━━━━━ Records shown ━━━━━

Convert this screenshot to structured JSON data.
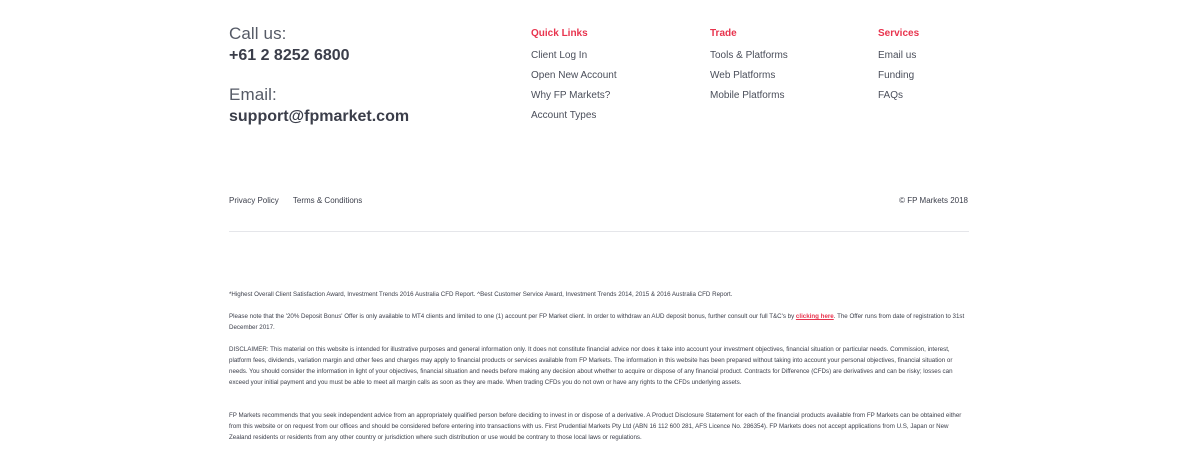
{
  "contact": {
    "call_label": "Call us:",
    "phone": "+61 2 8252 6800",
    "email_label": "Email:",
    "email": "support@fpmarket.com"
  },
  "quick_links": {
    "title": "Quick Links",
    "items": [
      "Client Log In",
      "Open New Account",
      "Why FP Markets?",
      "Account Types"
    ]
  },
  "trade": {
    "title": "Trade",
    "items": [
      "Tools & Platforms",
      "Web Platforms",
      "Mobile Platforms"
    ]
  },
  "services": {
    "title": "Services",
    "items": [
      "Email us",
      "Funding",
      "FAQs"
    ]
  },
  "footer": {
    "privacy": "Privacy Policy",
    "terms": "Terms & Conditions",
    "copyright": "© FP Markets 2018"
  },
  "fine_print": {
    "awards": "*Highest Overall Client Satisfaction Award, Investment Trends 2016 Australia CFD Report. ^Best Customer Service Award, Investment Trends 2014, 2015 & 2016 Australia CFD Report.",
    "bonus_before": "Please note that the '20% Deposit Bonus' Offer is only available to MT4 clients and limited to one (1) account per FP Market client. In order to withdraw an AUD deposit bonus, further consult our full T&C's by ",
    "bonus_link": "clicking here",
    "bonus_after": ". The Offer runs from date of registration to 31st December 2017.",
    "disclaimer": "DISCLAIMER: This material on this website is intended for illustrative purposes and general information only. It does not constitute financial advice nor does it take into account your investment objectives, financial situation or particular needs. Commission, interest, platform fees, dividends, variation margin and other fees and charges may apply to financial products or services available from FP Markets. The information in this website has been prepared without taking into account your personal objectives, financial situation or needs. You should consider the information in light of your objectives, financial situation and needs before making any decision about whether to acquire or dispose of any financial product. Contracts for Difference (CFDs) are derivatives and can be risky; losses can exceed your initial payment and you must be able to meet all margin calls as soon as they are made. When trading CFDs you do not own or have any rights to the CFDs underlying assets.",
    "pds": "FP Markets recommends that you seek independent advice from an appropriately qualified person before deciding to invest in or dispose of a derivative. A Product Disclosure Statement for each of the financial products available from FP Markets can be obtained either from this website or on request from our offices and should be considered before entering into transactions with us. First Prudential Markets Pty Ltd (ABN 16 112 600 281, AFS Licence No. 286354). FP Markets does not accept applications from U.S, Japan or New Zealand residents or residents from any other country or jurisdiction where such distribution or use would be contrary to those local laws or regulations."
  }
}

━━━━━

Could you reproduce every record above exactly, leaving out the pictures?

* **Finished answer**:
Convert this screenshot to structured JSON data.
{
  "contact": {
    "call_label": "Call us:",
    "phone": "+61 2 8252 6800",
    "email_label": "Email:",
    "email": "support@fpmarket.com"
  },
  "quick_links": {
    "title": "Quick Links",
    "items": [
      "Client Log In",
      "Open New Account",
      "Why FP Markets?",
      "Account Types"
    ]
  },
  "trade": {
    "title": "Trade",
    "items": [
      "Tools & Platforms",
      "Web Platforms",
      "Mobile Platforms"
    ]
  },
  "services": {
    "title": "Services",
    "items": [
      "Email us",
      "Funding",
      "FAQs"
    ]
  },
  "footer": {
    "privacy": "Privacy Policy",
    "terms": "Terms & Conditions",
    "copyright": "© FP Markets 2018"
  },
  "fine_print": {
    "awards": "*Highest Overall Client Satisfaction Award, Investment Trends 2016 Australia CFD Report. ^Best Customer Service Award, Investment Trends 2014, 2015 & 2016 Australia CFD Report.",
    "bonus_before": "Please note that the '20% Deposit Bonus' Offer is only available to MT4 clients and limited to one (1) account per FP Market client. In order to withdraw an AUD deposit bonus, further consult our full T&C's by ",
    "bonus_link": "clicking here",
    "bonus_after": ". The Offer runs from date of registration to 31st December 2017.",
    "disclaimer": "DISCLAIMER: This material on this website is intended for illustrative purposes and general information only. It does not constitute financial advice nor does it take into account your investment objectives, financial situation or particular needs. Commission, interest, platform fees, dividends, variation margin and other fees and charges may apply to financial products or services available from FP Markets. The information in this website has been prepared without taking into account your personal objectives, financial situation or needs. You should consider the information in light of your objectives, financial situation and needs before making any decision about whether to acquire or dispose of any financial product. Contracts for Difference (CFDs) are derivatives and can be risky; losses can exceed your initial payment and you must be able to meet all margin calls as soon as they are made. When trading CFDs you do not own or have any rights to the CFDs underlying assets.",
    "pds": "FP Markets recommends that you seek independent advice from an appropriately qualified person before deciding to invest in or dispose of a derivative. A Product Disclosure Statement for each of the financial products available from FP Markets can be obtained either from this website or on request from our offices and should be considered before entering into transactions with us. First Prudential Markets Pty Ltd (ABN 16 112 600 281, AFS Licence No. 286354). FP Markets does not accept applications from U.S, Japan or New Zealand residents or residents from any other country or jurisdiction where such distribution or use would be contrary to those local laws or regulations."
  }
}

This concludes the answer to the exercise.